§ **What you will do**: Pull out every line below containing the word "this".

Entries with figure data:
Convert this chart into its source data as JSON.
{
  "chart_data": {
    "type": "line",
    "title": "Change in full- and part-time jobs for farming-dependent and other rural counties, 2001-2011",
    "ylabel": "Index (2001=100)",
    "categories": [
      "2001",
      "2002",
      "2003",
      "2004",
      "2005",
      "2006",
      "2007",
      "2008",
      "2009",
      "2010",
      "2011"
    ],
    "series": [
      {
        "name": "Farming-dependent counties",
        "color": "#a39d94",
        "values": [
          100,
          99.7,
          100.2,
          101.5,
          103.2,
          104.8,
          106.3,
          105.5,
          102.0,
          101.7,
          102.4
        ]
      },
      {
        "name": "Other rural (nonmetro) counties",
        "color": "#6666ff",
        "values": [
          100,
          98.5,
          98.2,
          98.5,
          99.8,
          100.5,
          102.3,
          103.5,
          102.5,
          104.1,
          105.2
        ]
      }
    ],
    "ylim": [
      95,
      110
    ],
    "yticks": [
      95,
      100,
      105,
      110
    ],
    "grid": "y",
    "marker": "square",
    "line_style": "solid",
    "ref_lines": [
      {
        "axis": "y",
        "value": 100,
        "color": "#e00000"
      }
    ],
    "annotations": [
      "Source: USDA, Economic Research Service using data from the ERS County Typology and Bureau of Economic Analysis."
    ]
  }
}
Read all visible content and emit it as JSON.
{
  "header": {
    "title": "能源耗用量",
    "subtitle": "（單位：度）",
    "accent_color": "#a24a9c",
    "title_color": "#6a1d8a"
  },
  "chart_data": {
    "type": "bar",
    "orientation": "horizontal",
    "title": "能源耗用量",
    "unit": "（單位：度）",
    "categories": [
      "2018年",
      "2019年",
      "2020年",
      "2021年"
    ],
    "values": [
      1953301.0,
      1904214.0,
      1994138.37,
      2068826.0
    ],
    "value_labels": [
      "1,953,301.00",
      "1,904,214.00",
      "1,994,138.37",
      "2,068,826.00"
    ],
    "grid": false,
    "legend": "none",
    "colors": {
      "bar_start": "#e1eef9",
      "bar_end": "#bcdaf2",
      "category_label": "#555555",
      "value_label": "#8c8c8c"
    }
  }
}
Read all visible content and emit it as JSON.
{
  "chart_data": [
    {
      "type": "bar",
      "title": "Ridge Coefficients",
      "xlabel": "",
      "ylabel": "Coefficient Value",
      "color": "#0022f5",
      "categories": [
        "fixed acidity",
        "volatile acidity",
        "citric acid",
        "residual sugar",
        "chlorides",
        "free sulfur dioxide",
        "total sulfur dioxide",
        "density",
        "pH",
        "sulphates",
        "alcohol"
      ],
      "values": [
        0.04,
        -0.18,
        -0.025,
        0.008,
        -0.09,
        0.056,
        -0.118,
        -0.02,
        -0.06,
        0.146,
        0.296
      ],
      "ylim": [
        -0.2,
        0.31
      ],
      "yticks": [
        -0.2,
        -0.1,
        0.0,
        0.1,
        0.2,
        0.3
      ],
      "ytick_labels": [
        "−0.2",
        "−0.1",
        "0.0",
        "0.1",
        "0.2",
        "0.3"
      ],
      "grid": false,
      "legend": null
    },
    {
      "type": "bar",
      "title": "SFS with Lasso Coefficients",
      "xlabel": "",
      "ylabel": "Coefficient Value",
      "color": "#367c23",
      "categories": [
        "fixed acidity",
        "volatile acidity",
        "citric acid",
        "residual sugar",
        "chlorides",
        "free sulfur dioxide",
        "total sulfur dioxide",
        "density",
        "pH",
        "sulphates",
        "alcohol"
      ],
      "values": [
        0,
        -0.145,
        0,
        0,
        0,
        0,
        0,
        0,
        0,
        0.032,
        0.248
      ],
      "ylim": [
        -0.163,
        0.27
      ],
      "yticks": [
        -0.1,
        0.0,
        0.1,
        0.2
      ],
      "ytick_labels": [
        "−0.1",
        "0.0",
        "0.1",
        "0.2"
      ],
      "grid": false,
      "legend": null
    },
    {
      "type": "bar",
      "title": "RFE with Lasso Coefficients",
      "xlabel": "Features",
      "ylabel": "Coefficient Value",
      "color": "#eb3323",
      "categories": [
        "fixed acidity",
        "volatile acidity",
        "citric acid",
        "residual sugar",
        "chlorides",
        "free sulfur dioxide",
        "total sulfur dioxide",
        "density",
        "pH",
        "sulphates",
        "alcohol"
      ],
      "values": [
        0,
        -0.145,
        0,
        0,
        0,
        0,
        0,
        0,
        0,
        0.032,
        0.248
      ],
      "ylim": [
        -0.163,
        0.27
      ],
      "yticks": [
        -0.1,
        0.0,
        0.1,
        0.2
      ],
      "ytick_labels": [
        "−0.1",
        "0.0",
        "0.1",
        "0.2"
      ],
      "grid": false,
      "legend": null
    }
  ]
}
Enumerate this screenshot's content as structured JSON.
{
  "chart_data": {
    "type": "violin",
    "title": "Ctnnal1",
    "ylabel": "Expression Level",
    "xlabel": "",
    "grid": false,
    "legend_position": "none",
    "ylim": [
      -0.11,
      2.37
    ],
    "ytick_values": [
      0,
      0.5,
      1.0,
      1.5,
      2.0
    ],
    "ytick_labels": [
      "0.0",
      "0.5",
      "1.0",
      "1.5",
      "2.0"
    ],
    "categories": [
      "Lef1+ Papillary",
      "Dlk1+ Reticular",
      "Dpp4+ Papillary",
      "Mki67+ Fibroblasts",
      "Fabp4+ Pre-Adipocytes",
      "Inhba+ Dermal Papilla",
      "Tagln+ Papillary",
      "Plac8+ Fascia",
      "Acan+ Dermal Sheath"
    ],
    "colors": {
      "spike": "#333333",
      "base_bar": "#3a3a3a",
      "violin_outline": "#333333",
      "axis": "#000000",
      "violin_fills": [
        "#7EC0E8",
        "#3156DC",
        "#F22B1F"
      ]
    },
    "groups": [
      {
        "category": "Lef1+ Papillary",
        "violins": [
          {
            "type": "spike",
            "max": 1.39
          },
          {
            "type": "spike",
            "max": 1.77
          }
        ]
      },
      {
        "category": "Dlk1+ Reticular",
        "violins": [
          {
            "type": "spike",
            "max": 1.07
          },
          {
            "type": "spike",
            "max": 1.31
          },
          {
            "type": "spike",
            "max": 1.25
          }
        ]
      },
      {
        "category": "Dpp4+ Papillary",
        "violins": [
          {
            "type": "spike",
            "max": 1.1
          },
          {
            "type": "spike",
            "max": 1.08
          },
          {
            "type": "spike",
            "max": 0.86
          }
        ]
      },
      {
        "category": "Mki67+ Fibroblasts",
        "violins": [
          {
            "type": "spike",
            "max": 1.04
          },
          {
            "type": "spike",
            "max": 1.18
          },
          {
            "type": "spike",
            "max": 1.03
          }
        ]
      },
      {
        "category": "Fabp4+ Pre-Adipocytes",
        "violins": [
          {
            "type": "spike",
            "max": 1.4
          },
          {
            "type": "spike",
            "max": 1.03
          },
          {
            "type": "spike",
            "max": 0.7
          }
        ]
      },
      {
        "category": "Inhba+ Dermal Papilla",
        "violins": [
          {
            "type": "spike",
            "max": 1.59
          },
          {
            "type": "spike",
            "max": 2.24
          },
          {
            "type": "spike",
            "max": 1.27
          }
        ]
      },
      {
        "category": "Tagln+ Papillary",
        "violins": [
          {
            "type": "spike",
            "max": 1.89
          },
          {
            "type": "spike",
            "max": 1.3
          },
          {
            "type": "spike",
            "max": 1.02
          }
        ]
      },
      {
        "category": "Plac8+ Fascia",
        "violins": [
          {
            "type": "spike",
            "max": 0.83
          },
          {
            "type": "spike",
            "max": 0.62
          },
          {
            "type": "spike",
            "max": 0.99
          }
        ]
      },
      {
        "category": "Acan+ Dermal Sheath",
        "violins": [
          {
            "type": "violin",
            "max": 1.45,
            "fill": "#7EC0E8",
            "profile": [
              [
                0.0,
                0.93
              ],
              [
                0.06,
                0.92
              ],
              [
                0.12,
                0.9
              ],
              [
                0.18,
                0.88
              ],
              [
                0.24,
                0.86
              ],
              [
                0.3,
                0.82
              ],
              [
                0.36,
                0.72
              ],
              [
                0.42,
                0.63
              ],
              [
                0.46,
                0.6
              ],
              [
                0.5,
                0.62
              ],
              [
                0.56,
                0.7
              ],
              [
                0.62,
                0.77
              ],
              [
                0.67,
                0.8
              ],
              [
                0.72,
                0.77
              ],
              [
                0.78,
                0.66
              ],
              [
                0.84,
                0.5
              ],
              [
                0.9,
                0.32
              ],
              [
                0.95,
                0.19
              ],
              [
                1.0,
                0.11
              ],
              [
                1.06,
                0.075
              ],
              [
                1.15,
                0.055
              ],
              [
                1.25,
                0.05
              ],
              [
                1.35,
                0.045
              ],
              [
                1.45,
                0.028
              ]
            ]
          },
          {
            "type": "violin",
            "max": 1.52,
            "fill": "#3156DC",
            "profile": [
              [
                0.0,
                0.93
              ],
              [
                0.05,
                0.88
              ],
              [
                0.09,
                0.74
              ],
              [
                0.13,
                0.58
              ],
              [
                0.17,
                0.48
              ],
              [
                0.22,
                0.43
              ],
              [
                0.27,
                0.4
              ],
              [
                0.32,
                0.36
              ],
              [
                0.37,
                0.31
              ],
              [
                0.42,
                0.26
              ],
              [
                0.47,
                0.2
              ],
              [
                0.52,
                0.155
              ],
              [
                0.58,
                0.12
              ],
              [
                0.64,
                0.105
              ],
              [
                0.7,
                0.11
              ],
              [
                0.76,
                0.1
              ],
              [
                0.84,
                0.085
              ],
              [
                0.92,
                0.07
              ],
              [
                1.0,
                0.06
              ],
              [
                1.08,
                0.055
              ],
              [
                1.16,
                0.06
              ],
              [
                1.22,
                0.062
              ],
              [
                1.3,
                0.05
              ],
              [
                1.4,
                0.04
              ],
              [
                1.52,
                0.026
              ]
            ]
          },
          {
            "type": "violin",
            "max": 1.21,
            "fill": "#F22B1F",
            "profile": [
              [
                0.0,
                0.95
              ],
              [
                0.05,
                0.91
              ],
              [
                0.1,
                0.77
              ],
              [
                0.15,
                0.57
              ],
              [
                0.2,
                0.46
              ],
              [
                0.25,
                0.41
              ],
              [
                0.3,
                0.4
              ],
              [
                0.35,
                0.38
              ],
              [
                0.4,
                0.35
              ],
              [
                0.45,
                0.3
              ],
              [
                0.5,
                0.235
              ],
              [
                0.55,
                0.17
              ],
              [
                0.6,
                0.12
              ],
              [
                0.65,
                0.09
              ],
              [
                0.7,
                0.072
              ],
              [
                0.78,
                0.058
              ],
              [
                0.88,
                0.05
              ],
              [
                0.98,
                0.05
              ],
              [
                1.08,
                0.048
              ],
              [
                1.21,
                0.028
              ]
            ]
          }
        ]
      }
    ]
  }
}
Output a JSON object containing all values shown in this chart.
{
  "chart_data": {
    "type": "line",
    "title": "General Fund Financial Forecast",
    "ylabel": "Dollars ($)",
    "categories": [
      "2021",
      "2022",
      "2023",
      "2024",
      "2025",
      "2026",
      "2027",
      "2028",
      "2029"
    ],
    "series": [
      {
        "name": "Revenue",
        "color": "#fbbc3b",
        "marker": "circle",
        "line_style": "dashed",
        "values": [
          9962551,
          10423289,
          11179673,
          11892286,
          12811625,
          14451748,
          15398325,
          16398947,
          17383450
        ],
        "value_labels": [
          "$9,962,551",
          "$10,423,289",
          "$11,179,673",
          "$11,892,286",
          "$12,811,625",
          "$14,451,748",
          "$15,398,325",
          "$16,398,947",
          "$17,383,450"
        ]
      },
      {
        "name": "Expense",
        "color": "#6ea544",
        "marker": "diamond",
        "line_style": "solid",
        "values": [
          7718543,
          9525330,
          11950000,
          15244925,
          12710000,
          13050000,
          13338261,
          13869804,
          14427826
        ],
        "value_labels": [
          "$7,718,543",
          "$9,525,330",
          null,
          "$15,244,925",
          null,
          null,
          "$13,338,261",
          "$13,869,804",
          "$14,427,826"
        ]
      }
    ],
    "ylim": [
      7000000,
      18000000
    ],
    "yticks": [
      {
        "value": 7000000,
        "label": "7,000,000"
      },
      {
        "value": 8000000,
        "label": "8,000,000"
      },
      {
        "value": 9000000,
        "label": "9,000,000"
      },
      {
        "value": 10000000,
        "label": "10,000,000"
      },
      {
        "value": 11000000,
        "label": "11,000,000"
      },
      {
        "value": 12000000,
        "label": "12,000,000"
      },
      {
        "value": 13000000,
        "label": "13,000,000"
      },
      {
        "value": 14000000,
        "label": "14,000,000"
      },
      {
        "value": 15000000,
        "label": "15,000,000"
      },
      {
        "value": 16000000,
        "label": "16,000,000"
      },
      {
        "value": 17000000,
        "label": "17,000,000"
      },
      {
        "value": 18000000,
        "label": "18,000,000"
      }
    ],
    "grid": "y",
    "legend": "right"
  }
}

§ **Full response**:
Convert this chart into its source data as JSON.
Enumerate this screenshot's content as structured JSON.
Output a JSON object containing all values shown in this chart.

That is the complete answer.